*** Text passage Section Begins ***
exportaction green withexportData: enabled. - Cleanroom restore succeeds and scans clean: a RestoreAction into the isolated namespace completes and passes the Falcon/Wiz scan.
- Egress is denied in the cleanroom:
kubectl execinto a restored pod and confirm an outbound curl times out.
Rollback / teardown
The Compliance lock is the point and it is deliberately one-way, so plan teardown accordingly.
# Remove the schedule and platform (stops new backups; does NOT delete locked objects)
kubectl delete policy orders-immutable-hourly -n kasten-io
helm uninstall k10 -n kasten-io
kubectl delete namespace kasten-io
The S3 bucket cannot be emptied or deleted until every object’s retention expires — that is Compliance mode working as designed, not a bug. You must wait out the longest RetainUntilDate in the bucket; until then aws s3 rb fails. Only after the last object’s lock lapses can you run aws s3 rm s3://$BUCKET --recursive and then aws s3api delete-bucket. Budget for this: a 90-day retention window means a 90-day minimum bucket lifespan. Tear down the cleanroom freely — it holds only ephemeral restores. Keep the KMS key until the bucket is gone, or the objects become unrecoverable before their lock even expires.
Common pitfalls
- Trying to add Object Lock to an existing bucket. Impossible — it is creation-time only. Always make a fresh bucket; this trips up most first attempts.
- Choosing Governance mode “to be safe.” Governance is bypassable with one IAM permission, which is precisely the permission a cluster-admin attacker harvests. Use Compliance for ransomware.
- Storing backups in the same AWS account as production. A root compromise then owns the backups too. Put the bucket in a separate, hardened account with cross-account write-only access.
- Skipping
exportData: enabled. Without it K10 exports only metadata; the volume data stays in deletable in-cluster snapshots and you have nothing to restore from after a wipe. - Setting retention shorter than attacker dwell time. A 7-day lock against a 9-day dwell means the only surviving backups are the poisoned ones. Size retention to your detection reality.
- Never testing the restore. An untested immutable backup is a compliance checkbox, not a recovery capability. Rehearse the cleanroom restore on a schedule.
- Restoring straight into production. A backup taken during the dwell window may carry the implant. Always restore-then-scan in isolation first.
*** Text passage Section Ends ***
*** Data Section Begins ***
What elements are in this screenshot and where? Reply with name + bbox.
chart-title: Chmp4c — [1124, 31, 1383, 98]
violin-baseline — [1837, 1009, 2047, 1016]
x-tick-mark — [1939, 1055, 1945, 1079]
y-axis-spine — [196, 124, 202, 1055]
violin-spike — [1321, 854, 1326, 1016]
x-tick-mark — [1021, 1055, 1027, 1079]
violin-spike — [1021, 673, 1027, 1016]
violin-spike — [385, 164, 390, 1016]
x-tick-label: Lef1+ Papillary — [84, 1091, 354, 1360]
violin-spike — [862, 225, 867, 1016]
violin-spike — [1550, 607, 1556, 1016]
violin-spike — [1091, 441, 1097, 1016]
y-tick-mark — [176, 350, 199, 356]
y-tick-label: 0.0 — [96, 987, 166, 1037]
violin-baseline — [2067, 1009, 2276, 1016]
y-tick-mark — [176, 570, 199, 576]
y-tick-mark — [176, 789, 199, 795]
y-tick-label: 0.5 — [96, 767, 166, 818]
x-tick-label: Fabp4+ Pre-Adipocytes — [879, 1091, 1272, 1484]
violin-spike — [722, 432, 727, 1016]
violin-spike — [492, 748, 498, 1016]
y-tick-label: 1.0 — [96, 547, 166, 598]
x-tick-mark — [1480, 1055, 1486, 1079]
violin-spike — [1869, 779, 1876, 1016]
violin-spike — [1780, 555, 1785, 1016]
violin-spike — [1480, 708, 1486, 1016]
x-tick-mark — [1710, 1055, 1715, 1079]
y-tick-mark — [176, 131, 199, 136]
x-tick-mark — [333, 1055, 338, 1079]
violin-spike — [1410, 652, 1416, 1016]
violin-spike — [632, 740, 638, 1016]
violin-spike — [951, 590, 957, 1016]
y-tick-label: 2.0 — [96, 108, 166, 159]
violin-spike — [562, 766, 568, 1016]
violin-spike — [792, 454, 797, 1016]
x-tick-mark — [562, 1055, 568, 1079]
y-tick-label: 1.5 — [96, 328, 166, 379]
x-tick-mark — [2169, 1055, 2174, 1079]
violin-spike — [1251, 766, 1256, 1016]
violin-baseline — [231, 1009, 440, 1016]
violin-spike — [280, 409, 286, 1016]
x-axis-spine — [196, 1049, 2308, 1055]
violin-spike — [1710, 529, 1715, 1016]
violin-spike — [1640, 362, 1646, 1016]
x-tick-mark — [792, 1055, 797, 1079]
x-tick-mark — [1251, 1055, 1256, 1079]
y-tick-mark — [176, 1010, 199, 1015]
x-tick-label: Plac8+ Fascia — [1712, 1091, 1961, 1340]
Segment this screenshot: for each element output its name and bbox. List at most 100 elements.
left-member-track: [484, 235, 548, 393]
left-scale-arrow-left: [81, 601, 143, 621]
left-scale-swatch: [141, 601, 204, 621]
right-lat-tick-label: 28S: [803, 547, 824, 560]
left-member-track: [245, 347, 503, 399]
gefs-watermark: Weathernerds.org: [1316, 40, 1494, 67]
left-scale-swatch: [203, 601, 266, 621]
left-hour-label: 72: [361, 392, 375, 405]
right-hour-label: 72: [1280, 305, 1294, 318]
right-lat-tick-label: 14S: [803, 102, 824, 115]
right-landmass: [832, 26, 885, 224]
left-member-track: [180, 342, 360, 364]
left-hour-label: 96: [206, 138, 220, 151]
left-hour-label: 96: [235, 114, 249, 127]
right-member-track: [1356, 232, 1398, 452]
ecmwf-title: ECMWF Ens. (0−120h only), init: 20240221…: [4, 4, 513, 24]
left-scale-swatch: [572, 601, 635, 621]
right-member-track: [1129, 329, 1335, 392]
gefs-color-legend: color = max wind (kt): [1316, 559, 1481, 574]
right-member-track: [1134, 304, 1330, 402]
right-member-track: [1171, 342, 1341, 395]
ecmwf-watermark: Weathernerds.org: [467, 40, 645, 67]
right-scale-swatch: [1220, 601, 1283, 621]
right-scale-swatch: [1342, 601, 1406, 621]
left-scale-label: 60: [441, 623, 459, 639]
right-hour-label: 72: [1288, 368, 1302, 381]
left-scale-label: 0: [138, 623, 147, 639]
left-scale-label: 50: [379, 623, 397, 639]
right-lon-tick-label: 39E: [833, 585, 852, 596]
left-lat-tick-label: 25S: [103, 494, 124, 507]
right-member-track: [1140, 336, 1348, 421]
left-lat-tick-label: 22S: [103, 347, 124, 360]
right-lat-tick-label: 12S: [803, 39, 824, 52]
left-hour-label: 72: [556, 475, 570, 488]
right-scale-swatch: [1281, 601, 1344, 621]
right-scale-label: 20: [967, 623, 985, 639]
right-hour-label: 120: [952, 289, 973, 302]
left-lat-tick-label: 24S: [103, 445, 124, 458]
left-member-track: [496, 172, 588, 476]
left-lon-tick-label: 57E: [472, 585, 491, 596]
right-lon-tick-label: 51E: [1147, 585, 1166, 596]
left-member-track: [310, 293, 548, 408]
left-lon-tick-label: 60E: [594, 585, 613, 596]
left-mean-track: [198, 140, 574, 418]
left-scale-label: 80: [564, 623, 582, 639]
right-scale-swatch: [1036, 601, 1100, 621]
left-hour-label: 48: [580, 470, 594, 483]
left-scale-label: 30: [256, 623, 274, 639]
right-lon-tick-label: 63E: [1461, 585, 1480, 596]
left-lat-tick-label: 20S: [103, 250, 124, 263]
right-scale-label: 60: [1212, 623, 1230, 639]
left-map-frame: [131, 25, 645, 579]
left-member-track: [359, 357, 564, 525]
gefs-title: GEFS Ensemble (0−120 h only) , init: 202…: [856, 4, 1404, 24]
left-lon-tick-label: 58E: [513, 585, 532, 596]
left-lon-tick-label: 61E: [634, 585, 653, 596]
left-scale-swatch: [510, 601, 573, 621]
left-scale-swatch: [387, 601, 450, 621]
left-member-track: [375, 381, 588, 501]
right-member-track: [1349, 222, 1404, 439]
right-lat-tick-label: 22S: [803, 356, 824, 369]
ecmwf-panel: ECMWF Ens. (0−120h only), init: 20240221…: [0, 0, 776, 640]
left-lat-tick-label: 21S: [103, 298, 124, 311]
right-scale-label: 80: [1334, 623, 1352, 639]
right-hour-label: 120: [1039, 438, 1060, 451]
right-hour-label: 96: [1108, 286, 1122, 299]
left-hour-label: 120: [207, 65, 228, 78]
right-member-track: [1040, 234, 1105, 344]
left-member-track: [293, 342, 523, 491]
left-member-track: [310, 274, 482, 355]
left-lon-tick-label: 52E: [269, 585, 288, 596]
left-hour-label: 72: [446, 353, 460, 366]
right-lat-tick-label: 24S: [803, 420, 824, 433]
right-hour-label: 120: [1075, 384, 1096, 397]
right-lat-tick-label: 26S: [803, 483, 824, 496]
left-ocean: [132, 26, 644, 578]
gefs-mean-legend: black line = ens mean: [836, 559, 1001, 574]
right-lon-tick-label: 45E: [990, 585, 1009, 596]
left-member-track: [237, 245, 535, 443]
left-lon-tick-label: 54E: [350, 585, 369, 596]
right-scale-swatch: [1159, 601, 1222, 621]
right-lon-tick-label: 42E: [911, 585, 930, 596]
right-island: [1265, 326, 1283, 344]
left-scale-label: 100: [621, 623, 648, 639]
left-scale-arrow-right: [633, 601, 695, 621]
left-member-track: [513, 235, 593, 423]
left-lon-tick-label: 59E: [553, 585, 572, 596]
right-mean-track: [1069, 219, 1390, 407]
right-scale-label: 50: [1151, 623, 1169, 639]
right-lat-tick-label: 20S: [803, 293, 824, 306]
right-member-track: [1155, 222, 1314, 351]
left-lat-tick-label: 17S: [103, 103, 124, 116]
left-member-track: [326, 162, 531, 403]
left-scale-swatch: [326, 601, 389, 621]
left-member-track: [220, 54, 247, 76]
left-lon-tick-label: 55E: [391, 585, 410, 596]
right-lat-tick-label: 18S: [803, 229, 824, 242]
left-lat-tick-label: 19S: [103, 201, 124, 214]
*** Data Section Ends ***
Prompt 1: In the backup guide, condense the paragraph that begins "The S3 bucket cannot be emptied" into a short bulleted list that keeps its main facts.
Prompt 2: Carry on the backup guide from its final sentence.

Answer box 1:
- The S3 bucket can't be emptied or deleted until every object's retention expires. This is Compliance mode working as designed, not a bug.
- Until the longest RetainUntilDate in the bucket passes, aws s3 rb fails.
- Once the last object's lock lapses, run aws s3 rm s3://$BUCKET --recursive, then aws s3api delete-bucket.
- A 90-day retention window means the bucket must exist for at least 90 days.
- The cleanroom can be torn down at any time, since it holds only ephemeral restores.
- Keep the KMS key until the bucket is gone. Otherwise the objects become unrecoverable before their lock even expires.

Answer box 2:
Security notes
The architecture is defense-in-depth that assumes your own credentials are the threat. Compliance-mode Object Lock moves the deletion-prevention guarantee from your software (which the attacker controls) into the AWS storage layer (which they do not). Cross-account, bypass-free IAM caps the blast radius of a stolen production credential. HashiCorp Vault keeps the S3/KMS secrets short-lived and out of etcd. CrowdStrike Falcon on the nodes aims to detect the intrusion before it reaches the backup API, and runs the post-restore scan that certifies a recovery point as clean. Wiz / Wiz Code continuously audits that Object Lock has not been disabled, that no policy drifted to grant bypass rights, and that the restored manifests carry no known IOCs — the independent backstop behind the controls. Pair this with immutable, append-only audit logging of every K10 action so a deleted backup attempt is visible even when it is correctly refused.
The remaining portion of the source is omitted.